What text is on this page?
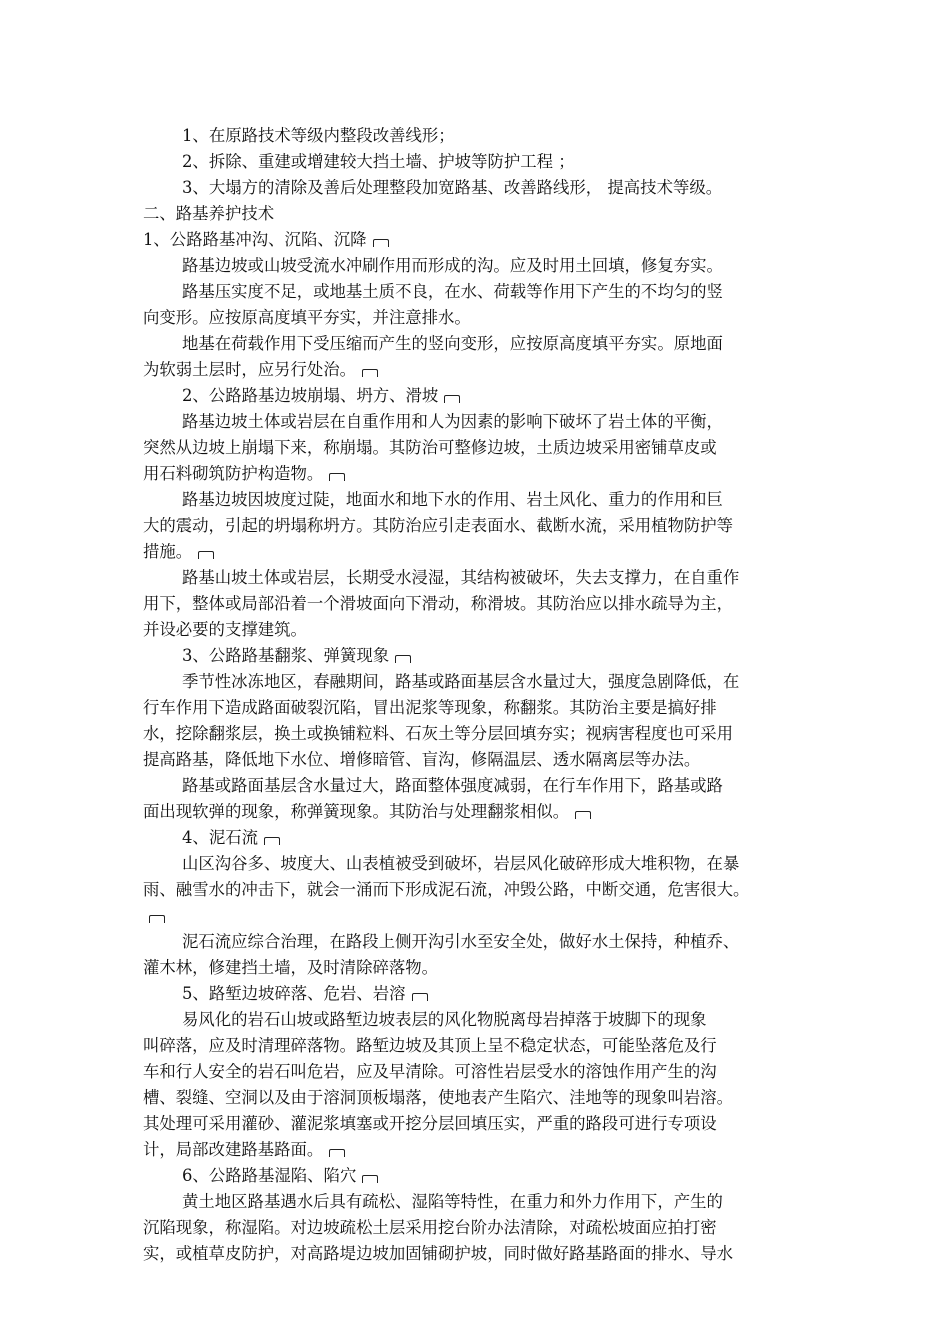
1、在原路技术等级内整段改善线形；
2、拆除、重建或增建较大挡土墙、护坡等防护工程 ；
3、大塌方的清除及善后处理整段加宽路基、改善路线形， 提高技术等级。
二、路基养护技术
1、公路路基冲沟、沉陷、沉降
路基边坡或山坡受流水冲刷作用而形成的沟。应及时用土回填，修复夯实。
路基压实度不足，或地基土质不良，在水、荷载等作用下产生的不均匀的竖
向变形。应按原高度填平夯实，并注意排水。
地基在荷载作用下受压缩而产生的竖向变形，应按原高度填平夯实。原地面
为软弱土层时，应另行处治。
2、公路路基边坡崩塌、坍方、滑坡
路基边坡土体或岩层在自重作用和人为因素的影响下破坏了岩土体的平衡，
突然从边坡上崩塌下来，称崩塌。其防治可整修边坡，土质边坡采用密铺草皮或
用石料砌筑防护构造物。
路基边坡因坡度过陡，地面水和地下水的作用、岩土风化、重力的作用和巨
大的震动，引起的坍塌称坍方。其防治应引走表面水、截断水流，采用植物防护等
措施。
路基山坡土体或岩层，长期受水浸湿，其结构被破坏，失去支撑力，在自重作
用下，整体或局部沿着一个滑坡面向下滑动，称滑坡。其防治应以排水疏导为主，
并设必要的支撑建筑。
3、公路路基翻浆、弹簧现象
季节性冰冻地区，春融期间，路基或路面基层含水量过大，强度急剧降低，在
行车作用下造成路面破裂沉陷，冒出泥浆等现象，称翻浆。其防治主要是搞好排
水，挖除翻浆层，换土或换铺粒料、石灰土等分层回填夯实；视病害程度也可采用
提高路基，降低地下水位、增修暗管、盲沟，修隔温层、透水隔离层等办法。
路基或路面基层含水量过大，路面整体强度减弱，在行车作用下，路基或路
面出现软弹的现象，称弹簧现象。其防治与处理翻浆相似。
4、泥石流
山区沟谷多、坡度大、山表植被受到破坏，岩层风化破碎形成大堆积物，在暴
雨、融雪水的冲击下，就会一涌而下形成泥石流，冲毁公路，中断交通，危害很大。
泥石流应综合治理，在路段上侧开沟引水至安全处，做好水土保持，种植乔、
灌木林，修建挡土墙，及时清除碎落物。
5、路堑边坡碎落、危岩、岩溶
易风化的岩石山坡或路堑边坡表层的风化物脱离母岩掉落于坡脚下的现象
叫碎落，应及时清理碎落物。路堑边坡及其顶上呈不稳定状态，可能坠落危及行
车和行人安全的岩石叫危岩，应及早清除。可溶性岩层受水的溶蚀作用产生的沟
槽、裂缝、空洞以及由于溶洞顶板塌落，使地表产生陷穴、洼地等的现象叫岩溶。
其处理可采用灌砂、灌泥浆填塞或开挖分层回填压实，严重的路段可进行专项设
计，局部改建路基路面。
6、公路路基湿陷、陷穴
黄土地区路基遇水后具有疏松、湿陷等特性，在重力和外力作用下，产生的
沉陷现象，称湿陷。对边坡疏松土层采用挖台阶办法清除，对疏松坡面应拍打密
实，或植草皮防护，对高路堤边坡加固铺砌护坡，同时做好路基路面的排水、导水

▸ Task prompt
Go back to the records above and write them out exactly, without the pictures.

▸ The result
What text is on this page?
1、在原路技术等级内整段改善线形；
2、拆除、重建或增建较大挡土墙、护坡等防护工程 ；
3、大塌方的清除及善后处理整段加宽路基、改善路线形， 提高技术等级。
二、路基养护技术
1、公路路基冲沟、沉陷、沉降
路基边坡或山坡受流水冲刷作用而形成的沟。应及时用土回填，修复夯实。
路基压实度不足，或地基土质不良，在水、荷载等作用下产生的不均匀的竖
向变形。应按原高度填平夯实，并注意排水。
地基在荷载作用下受压缩而产生的竖向变形，应按原高度填平夯实。原地面
为软弱土层时，应另行处治。
2、公路路基边坡崩塌、坍方、滑坡
路基边坡土体或岩层在自重作用和人为因素的影响下破坏了岩土体的平衡，
突然从边坡上崩塌下来，称崩塌。其防治可整修边坡，土质边坡采用密铺草皮或
用石料砌筑防护构造物。
路基边坡因坡度过陡，地面水和地下水的作用、岩土风化、重力的作用和巨
大的震动，引起的坍塌称坍方。其防治应引走表面水、截断水流，采用植物防护等
措施。
路基山坡土体或岩层，长期受水浸湿，其结构被破坏，失去支撑力，在自重作
用下，整体或局部沿着一个滑坡面向下滑动，称滑坡。其防治应以排水疏导为主，
并设必要的支撑建筑。
3、公路路基翻浆、弹簧现象
季节性冰冻地区，春融期间，路基或路面基层含水量过大，强度急剧降低，在
行车作用下造成路面破裂沉陷，冒出泥浆等现象，称翻浆。其防治主要是搞好排
水，挖除翻浆层，换土或换铺粒料、石灰土等分层回填夯实；视病害程度也可采用
提高路基，降低地下水位、增修暗管、盲沟，修隔温层、透水隔离层等办法。
路基或路面基层含水量过大，路面整体强度减弱，在行车作用下，路基或路
面出现软弹的现象，称弹簧现象。其防治与处理翻浆相似。
4、泥石流
山区沟谷多、坡度大、山表植被受到破坏，岩层风化破碎形成大堆积物，在暴
雨、融雪水的冲击下，就会一涌而下形成泥石流，冲毁公路，中断交通，危害很大。
泥石流应综合治理，在路段上侧开沟引水至安全处，做好水土保持，种植乔、
灌木林，修建挡土墙，及时清除碎落物。
5、路堑边坡碎落、危岩、岩溶
易风化的岩石山坡或路堑边坡表层的风化物脱离母岩掉落于坡脚下的现象
叫碎落，应及时清理碎落物。路堑边坡及其顶上呈不稳定状态，可能坠落危及行
车和行人安全的岩石叫危岩，应及早清除。可溶性岩层受水的溶蚀作用产生的沟
槽、裂缝、空洞以及由于溶洞顶板塌落，使地表产生陷穴、洼地等的现象叫岩溶。
其处理可采用灌砂、灌泥浆填塞或开挖分层回填压实，严重的路段可进行专项设
计，局部改建路基路面。
6、公路路基湿陷、陷穴
黄土地区路基遇水后具有疏松、湿陷等特性，在重力和外力作用下，产生的
沉陷现象，称湿陷。对边坡疏松土层采用挖台阶办法清除，对疏松坡面应拍打密
实，或植草皮防护，对高路堤边坡加固铺砌护坡，同时做好路基路面的排水、导水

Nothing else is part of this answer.